+++ Listed records +++
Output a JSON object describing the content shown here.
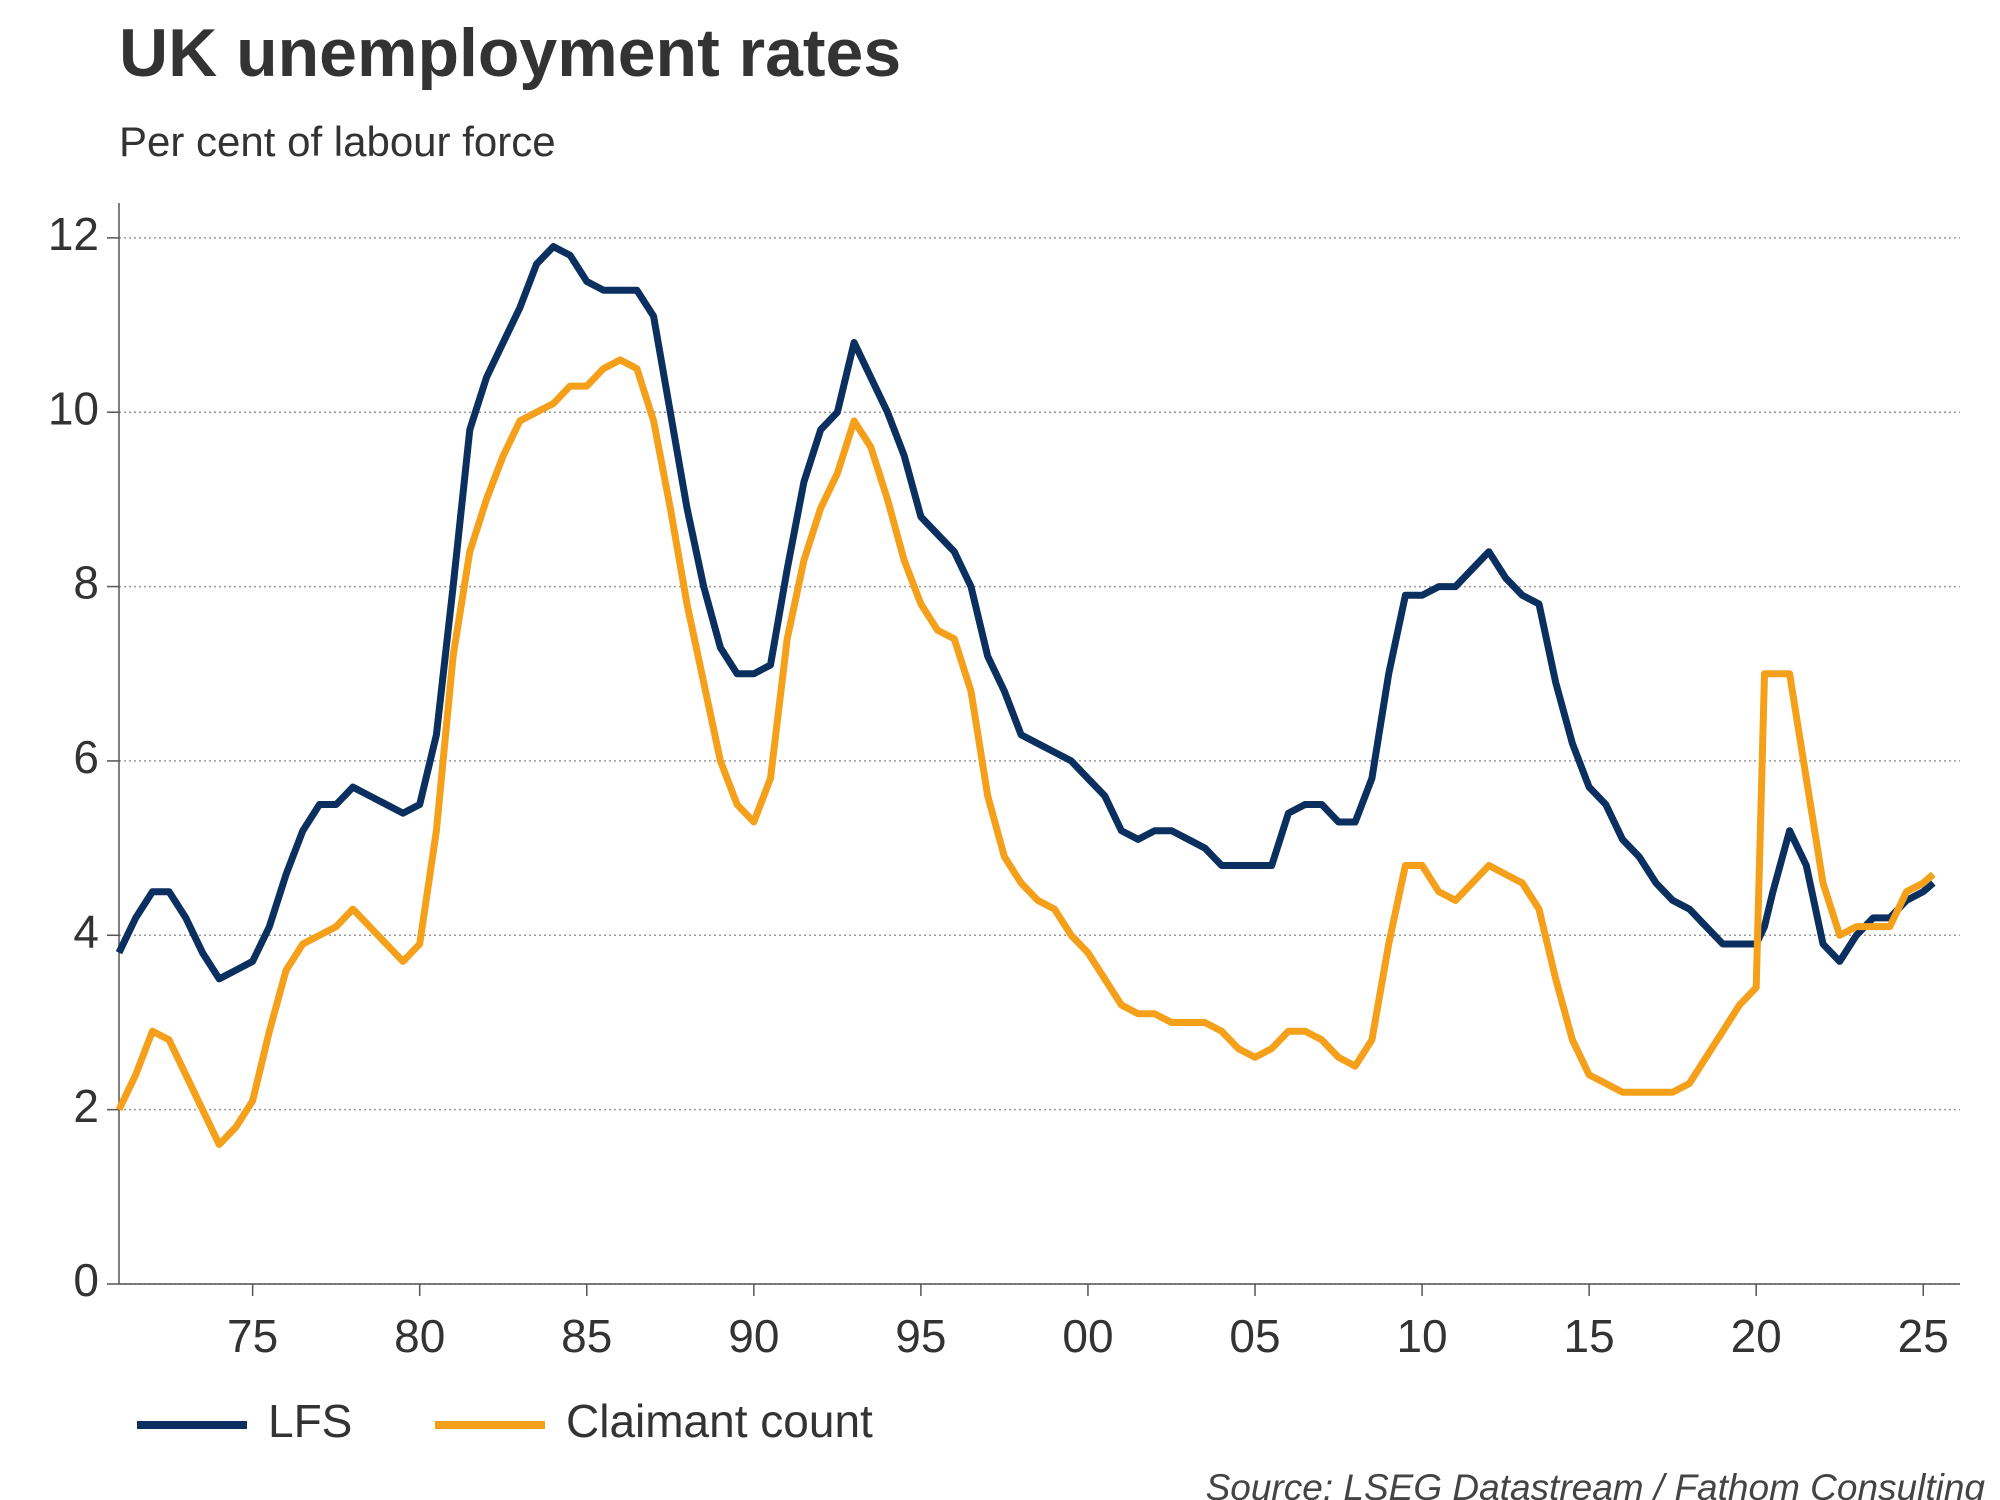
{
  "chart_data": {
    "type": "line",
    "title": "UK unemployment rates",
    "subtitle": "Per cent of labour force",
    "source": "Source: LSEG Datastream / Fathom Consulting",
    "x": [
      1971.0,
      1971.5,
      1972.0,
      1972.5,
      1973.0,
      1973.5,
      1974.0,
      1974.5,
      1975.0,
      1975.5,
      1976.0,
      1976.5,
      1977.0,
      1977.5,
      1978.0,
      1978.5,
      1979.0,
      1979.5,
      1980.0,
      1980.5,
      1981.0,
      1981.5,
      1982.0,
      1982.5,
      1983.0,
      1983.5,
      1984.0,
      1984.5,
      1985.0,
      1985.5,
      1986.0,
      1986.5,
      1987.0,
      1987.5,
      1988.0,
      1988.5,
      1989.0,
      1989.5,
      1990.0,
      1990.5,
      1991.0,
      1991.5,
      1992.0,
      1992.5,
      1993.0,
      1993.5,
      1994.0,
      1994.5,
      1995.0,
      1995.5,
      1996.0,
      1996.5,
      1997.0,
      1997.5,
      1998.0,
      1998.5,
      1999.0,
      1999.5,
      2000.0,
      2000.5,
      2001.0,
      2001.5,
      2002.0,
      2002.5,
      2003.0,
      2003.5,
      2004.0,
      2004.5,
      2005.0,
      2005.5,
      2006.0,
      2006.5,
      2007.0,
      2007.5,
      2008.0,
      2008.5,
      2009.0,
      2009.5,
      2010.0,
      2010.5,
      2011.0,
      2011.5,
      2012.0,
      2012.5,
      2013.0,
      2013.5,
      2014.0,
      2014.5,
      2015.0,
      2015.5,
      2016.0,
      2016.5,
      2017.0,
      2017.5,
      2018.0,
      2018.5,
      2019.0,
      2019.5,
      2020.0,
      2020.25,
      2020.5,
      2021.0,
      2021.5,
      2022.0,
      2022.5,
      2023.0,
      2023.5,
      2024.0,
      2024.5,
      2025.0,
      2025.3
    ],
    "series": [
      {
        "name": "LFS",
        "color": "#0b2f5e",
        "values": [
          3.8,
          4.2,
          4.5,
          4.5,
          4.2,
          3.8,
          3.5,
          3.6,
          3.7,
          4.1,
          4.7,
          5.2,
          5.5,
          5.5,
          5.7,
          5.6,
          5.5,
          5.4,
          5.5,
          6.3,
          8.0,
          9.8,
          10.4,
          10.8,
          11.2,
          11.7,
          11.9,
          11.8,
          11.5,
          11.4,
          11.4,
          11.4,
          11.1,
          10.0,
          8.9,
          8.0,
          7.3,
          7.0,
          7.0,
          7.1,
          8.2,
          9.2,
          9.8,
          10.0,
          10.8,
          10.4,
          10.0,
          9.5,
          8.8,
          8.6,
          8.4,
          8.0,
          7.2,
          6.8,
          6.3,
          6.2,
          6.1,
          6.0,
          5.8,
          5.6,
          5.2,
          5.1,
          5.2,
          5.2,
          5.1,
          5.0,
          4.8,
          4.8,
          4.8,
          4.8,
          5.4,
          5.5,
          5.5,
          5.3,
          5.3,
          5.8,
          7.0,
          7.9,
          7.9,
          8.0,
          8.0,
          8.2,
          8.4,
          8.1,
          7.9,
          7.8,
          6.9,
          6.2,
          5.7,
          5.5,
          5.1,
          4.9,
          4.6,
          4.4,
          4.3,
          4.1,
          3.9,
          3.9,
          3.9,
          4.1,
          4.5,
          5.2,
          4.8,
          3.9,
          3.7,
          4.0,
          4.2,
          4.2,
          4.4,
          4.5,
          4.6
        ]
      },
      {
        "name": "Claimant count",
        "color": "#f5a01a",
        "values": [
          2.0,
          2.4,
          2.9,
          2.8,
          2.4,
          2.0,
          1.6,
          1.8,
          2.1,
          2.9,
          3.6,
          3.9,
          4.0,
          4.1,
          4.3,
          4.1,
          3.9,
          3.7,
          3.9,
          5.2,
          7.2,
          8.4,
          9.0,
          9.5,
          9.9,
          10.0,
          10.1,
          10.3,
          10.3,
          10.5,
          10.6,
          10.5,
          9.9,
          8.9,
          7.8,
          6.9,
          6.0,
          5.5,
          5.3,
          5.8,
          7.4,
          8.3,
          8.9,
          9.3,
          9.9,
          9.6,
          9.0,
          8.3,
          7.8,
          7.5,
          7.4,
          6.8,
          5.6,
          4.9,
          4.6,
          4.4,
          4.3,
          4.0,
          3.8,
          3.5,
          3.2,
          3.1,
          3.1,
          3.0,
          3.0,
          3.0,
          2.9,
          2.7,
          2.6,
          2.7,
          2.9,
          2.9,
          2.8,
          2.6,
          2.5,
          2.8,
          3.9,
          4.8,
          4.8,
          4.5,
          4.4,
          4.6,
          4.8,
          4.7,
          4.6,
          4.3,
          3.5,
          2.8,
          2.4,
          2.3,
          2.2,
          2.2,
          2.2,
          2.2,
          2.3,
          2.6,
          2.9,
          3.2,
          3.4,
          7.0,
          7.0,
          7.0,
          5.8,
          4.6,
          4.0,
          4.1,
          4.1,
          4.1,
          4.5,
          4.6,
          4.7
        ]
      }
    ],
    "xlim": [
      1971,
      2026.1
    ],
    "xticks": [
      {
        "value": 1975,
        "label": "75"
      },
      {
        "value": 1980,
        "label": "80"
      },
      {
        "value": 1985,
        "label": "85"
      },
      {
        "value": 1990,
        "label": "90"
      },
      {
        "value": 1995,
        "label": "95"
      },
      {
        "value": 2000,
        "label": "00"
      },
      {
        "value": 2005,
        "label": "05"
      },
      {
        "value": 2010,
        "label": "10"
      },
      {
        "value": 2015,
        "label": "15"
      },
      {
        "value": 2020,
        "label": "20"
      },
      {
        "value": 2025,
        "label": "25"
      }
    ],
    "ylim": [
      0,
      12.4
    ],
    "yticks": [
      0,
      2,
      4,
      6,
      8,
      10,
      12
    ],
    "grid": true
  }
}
+++
*Do this*. Copy out each record shown above without alteration, skipping any picture.

*Expected answer*.
Output a JSON object describing the content shown here.
{
  "chart_data": {
    "type": "line",
    "title": "UK unemployment rates",
    "subtitle": "Per cent of labour force",
    "source": "Source: LSEG Datastream / Fathom Consulting",
    "x": [
      1971.0,
      1971.5,
      1972.0,
      1972.5,
      1973.0,
      1973.5,
      1974.0,
      1974.5,
      1975.0,
      1975.5,
      1976.0,
      1976.5,
      1977.0,
      1977.5,
      1978.0,
      1978.5,
      1979.0,
      1979.5,
      1980.0,
      1980.5,
      1981.0,
      1981.5,
      1982.0,
      1982.5,
      1983.0,
      1983.5,
      1984.0,
      1984.5,
      1985.0,
      1985.5,
      1986.0,
      1986.5,
      1987.0,
      1987.5,
      1988.0,
      1988.5,
      1989.0,
      1989.5,
      1990.0,
      1990.5,
      1991.0,
      1991.5,
      1992.0,
      1992.5,
      1993.0,
      1993.5,
      1994.0,
      1994.5,
      1995.0,
      1995.5,
      1996.0,
      1996.5,
      1997.0,
      1997.5,
      1998.0,
      1998.5,
      1999.0,
      1999.5,
      2000.0,
      2000.5,
      2001.0,
      2001.5,
      2002.0,
      2002.5,
      2003.0,
      2003.5,
      2004.0,
      2004.5,
      2005.0,
      2005.5,
      2006.0,
      2006.5,
      2007.0,
      2007.5,
      2008.0,
      2008.5,
      2009.0,
      2009.5,
      2010.0,
      2010.5,
      2011.0,
      2011.5,
      2012.0,
      2012.5,
      2013.0,
      2013.5,
      2014.0,
      2014.5,
      2015.0,
      2015.5,
      2016.0,
      2016.5,
      2017.0,
      2017.5,
      2018.0,
      2018.5,
      2019.0,
      2019.5,
      2020.0,
      2020.25,
      2020.5,
      2021.0,
      2021.5,
      2022.0,
      2022.5,
      2023.0,
      2023.5,
      2024.0,
      2024.5,
      2025.0,
      2025.3
    ],
    "series": [
      {
        "name": "LFS",
        "color": "#0b2f5e",
        "values": [
          3.8,
          4.2,
          4.5,
          4.5,
          4.2,
          3.8,
          3.5,
          3.6,
          3.7,
          4.1,
          4.7,
          5.2,
          5.5,
          5.5,
          5.7,
          5.6,
          5.5,
          5.4,
          5.5,
          6.3,
          8.0,
          9.8,
          10.4,
          10.8,
          11.2,
          11.7,
          11.9,
          11.8,
          11.5,
          11.4,
          11.4,
          11.4,
          11.1,
          10.0,
          8.9,
          8.0,
          7.3,
          7.0,
          7.0,
          7.1,
          8.2,
          9.2,
          9.8,
          10.0,
          10.8,
          10.4,
          10.0,
          9.5,
          8.8,
          8.6,
          8.4,
          8.0,
          7.2,
          6.8,
          6.3,
          6.2,
          6.1,
          6.0,
          5.8,
          5.6,
          5.2,
          5.1,
          5.2,
          5.2,
          5.1,
          5.0,
          4.8,
          4.8,
          4.8,
          4.8,
          5.4,
          5.5,
          5.5,
          5.3,
          5.3,
          5.8,
          7.0,
          7.9,
          7.9,
          8.0,
          8.0,
          8.2,
          8.4,
          8.1,
          7.9,
          7.8,
          6.9,
          6.2,
          5.7,
          5.5,
          5.1,
          4.9,
          4.6,
          4.4,
          4.3,
          4.1,
          3.9,
          3.9,
          3.9,
          4.1,
          4.5,
          5.2,
          4.8,
          3.9,
          3.7,
          4.0,
          4.2,
          4.2,
          4.4,
          4.5,
          4.6
        ]
      },
      {
        "name": "Claimant count",
        "color": "#f5a01a",
        "values": [
          2.0,
          2.4,
          2.9,
          2.8,
          2.4,
          2.0,
          1.6,
          1.8,
          2.1,
          2.9,
          3.6,
          3.9,
          4.0,
          4.1,
          4.3,
          4.1,
          3.9,
          3.7,
          3.9,
          5.2,
          7.2,
          8.4,
          9.0,
          9.5,
          9.9,
          10.0,
          10.1,
          10.3,
          10.3,
          10.5,
          10.6,
          10.5,
          9.9,
          8.9,
          7.8,
          6.9,
          6.0,
          5.5,
          5.3,
          5.8,
          7.4,
          8.3,
          8.9,
          9.3,
          9.9,
          9.6,
          9.0,
          8.3,
          7.8,
          7.5,
          7.4,
          6.8,
          5.6,
          4.9,
          4.6,
          4.4,
          4.3,
          4.0,
          3.8,
          3.5,
          3.2,
          3.1,
          3.1,
          3.0,
          3.0,
          3.0,
          2.9,
          2.7,
          2.6,
          2.7,
          2.9,
          2.9,
          2.8,
          2.6,
          2.5,
          2.8,
          3.9,
          4.8,
          4.8,
          4.5,
          4.4,
          4.6,
          4.8,
          4.7,
          4.6,
          4.3,
          3.5,
          2.8,
          2.4,
          2.3,
          2.2,
          2.2,
          2.2,
          2.2,
          2.3,
          2.6,
          2.9,
          3.2,
          3.4,
          7.0,
          7.0,
          7.0,
          5.8,
          4.6,
          4.0,
          4.1,
          4.1,
          4.1,
          4.5,
          4.6,
          4.7
        ]
      }
    ],
    "xlim": [
      1971,
      2026.1
    ],
    "xticks": [
      {
        "value": 1975,
        "label": "75"
      },
      {
        "value": 1980,
        "label": "80"
      },
      {
        "value": 1985,
        "label": "85"
      },
      {
        "value": 1990,
        "label": "90"
      },
      {
        "value": 1995,
        "label": "95"
      },
      {
        "value": 2000,
        "label": "00"
      },
      {
        "value": 2005,
        "label": "05"
      },
      {
        "value": 2010,
        "label": "10"
      },
      {
        "value": 2015,
        "label": "15"
      },
      {
        "value": 2020,
        "label": "20"
      },
      {
        "value": 2025,
        "label": "25"
      }
    ],
    "ylim": [
      0,
      12.4
    ],
    "yticks": [
      0,
      2,
      4,
      6,
      8,
      10,
      12
    ],
    "grid": true
  }
}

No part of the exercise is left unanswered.